■ Stated goal
What lines of the data include the string "JSON"? Copy them all.

■ Provided entries
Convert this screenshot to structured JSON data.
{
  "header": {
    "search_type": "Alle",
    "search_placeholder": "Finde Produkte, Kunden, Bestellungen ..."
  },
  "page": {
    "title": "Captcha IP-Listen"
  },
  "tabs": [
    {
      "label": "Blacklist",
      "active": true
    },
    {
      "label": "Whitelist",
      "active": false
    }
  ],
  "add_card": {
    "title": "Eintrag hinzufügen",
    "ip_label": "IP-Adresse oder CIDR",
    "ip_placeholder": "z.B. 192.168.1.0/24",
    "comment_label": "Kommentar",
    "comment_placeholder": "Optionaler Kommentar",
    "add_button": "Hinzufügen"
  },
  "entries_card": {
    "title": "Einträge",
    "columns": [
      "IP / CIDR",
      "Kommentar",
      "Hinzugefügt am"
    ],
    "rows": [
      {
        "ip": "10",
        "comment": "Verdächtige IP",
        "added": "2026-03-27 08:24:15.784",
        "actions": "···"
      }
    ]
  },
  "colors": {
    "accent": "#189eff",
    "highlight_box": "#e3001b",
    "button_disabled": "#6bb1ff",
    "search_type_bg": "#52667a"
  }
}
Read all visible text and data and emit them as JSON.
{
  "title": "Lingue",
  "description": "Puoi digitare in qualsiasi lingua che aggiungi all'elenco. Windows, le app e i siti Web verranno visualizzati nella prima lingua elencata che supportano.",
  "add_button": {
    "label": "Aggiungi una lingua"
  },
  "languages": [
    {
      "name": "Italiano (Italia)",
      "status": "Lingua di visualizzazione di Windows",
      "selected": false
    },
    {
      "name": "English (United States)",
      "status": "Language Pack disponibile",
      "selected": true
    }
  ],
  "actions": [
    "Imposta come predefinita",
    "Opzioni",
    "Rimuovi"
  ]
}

■ Answer to the exercise
Convert this screenshot to structured JSON data.
Read all visible text and data and emit them as JSON.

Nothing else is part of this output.